• _WHAT YOU HAVE TO DO_:
Return the listing word for word, as given.

• _RECORDS TO PROCESS_:

§

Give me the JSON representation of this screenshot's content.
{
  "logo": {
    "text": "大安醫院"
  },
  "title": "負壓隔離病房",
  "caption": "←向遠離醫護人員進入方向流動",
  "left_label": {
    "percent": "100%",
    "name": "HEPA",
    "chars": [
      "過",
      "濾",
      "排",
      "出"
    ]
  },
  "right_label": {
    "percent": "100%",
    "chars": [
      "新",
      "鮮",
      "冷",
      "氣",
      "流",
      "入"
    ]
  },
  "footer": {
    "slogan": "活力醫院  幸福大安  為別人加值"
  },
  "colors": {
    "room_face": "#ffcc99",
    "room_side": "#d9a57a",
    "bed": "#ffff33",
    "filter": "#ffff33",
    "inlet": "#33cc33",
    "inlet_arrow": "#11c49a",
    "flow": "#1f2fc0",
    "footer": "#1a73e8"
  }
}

§

• _THE ANSWER_:
Give me the JSON representation of this screenshot's content.
{
  "logo": {
    "text": "大安醫院"
  },
  "title": "負壓隔離病房",
  "caption": "←向遠離醫護人員進入方向流動",
  "left_label": {
    "percent": "100%",
    "name": "HEPA",
    "chars": [
      "過",
      "濾",
      "排",
      "出"
    ]
  },
  "right_label": {
    "percent": "100%",
    "chars": [
      "新",
      "鮮",
      "冷",
      "氣",
      "流",
      "入"
    ]
  },
  "footer": {
    "slogan": "活力醫院  幸福大安  為別人加值"
  },
  "colors": {
    "room_face": "#ffcc99",
    "room_side": "#d9a57a",
    "bed": "#ffff33",
    "filter": "#ffff33",
    "inlet": "#33cc33",
    "inlet_arrow": "#11c49a",
    "flow": "#1f2fc0",
    "footer": "#1a73e8"
  }
}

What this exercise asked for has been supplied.